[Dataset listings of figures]
↓
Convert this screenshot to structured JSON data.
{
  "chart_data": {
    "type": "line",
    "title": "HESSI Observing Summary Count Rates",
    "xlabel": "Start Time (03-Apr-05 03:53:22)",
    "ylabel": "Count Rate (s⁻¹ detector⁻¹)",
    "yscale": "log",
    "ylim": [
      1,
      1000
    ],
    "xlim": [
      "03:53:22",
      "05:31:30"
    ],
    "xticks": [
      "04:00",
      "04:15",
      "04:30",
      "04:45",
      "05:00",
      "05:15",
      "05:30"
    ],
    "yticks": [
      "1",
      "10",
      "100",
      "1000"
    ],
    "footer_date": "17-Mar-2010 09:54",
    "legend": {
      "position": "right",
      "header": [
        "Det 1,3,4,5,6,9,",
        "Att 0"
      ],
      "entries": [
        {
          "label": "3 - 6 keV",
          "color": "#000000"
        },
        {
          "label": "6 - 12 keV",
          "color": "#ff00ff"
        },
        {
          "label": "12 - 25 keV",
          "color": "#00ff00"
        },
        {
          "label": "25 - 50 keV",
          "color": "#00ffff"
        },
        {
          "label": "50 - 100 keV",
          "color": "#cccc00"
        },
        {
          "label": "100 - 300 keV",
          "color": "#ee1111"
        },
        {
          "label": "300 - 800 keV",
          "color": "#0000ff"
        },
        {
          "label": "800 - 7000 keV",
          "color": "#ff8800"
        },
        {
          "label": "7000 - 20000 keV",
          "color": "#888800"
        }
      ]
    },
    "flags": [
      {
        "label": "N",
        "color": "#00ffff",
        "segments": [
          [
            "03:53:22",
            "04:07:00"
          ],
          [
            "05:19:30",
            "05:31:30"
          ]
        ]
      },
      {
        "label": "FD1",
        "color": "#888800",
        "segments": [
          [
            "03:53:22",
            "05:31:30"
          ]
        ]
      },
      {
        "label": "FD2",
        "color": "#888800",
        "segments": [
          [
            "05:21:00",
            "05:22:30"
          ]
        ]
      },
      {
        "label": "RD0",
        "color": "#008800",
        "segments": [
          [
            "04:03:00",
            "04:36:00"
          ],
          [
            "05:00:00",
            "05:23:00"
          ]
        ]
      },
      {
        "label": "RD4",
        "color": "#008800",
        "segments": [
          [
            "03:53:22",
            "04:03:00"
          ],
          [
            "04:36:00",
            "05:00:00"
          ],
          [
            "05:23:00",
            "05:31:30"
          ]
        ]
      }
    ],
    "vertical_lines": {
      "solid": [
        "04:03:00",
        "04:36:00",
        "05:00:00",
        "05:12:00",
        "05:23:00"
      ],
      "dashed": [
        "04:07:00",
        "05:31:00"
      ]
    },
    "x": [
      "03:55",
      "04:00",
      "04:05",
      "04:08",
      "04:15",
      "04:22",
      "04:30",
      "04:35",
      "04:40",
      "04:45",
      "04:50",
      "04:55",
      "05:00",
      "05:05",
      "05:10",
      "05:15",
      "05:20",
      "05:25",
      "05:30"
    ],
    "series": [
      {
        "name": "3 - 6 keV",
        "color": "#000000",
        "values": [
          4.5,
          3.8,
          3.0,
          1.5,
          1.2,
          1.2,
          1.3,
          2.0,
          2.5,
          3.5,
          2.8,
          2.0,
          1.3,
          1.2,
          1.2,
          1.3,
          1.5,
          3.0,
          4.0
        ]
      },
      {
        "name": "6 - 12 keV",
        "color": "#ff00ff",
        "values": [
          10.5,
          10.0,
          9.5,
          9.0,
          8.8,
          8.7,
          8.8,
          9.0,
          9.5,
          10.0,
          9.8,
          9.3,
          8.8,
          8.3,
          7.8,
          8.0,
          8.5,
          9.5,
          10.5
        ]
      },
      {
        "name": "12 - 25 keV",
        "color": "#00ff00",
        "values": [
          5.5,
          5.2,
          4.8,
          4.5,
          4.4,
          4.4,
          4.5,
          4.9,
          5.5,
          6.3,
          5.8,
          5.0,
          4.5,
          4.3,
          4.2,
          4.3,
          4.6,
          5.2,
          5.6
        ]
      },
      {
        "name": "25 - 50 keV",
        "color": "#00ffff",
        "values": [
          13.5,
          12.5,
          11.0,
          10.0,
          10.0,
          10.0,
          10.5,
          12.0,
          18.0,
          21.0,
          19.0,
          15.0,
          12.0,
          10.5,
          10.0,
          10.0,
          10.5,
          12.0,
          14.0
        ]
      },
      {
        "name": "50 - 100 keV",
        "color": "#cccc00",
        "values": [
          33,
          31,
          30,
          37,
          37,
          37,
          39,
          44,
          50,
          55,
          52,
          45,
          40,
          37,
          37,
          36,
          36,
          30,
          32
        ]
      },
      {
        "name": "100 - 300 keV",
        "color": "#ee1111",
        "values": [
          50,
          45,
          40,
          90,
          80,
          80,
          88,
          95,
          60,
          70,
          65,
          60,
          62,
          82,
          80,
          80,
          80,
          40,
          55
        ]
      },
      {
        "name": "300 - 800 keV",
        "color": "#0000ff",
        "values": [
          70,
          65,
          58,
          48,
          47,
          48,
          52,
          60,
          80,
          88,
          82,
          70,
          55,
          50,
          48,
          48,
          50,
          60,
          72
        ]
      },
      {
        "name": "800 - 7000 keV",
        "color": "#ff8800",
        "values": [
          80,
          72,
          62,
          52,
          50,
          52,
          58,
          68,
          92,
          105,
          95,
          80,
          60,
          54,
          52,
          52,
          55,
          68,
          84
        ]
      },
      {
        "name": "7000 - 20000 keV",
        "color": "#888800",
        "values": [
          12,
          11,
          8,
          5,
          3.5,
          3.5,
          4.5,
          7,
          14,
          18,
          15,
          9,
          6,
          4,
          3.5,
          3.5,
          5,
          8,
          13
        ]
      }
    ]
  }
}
↑
* Work instructions
Each line that has the word "Count" should be copied.

* Solution for this task
    "title": "HESSI Observing Summary Count Rates",
    "ylabel": "Count Rate (s⁻¹ detector⁻¹)",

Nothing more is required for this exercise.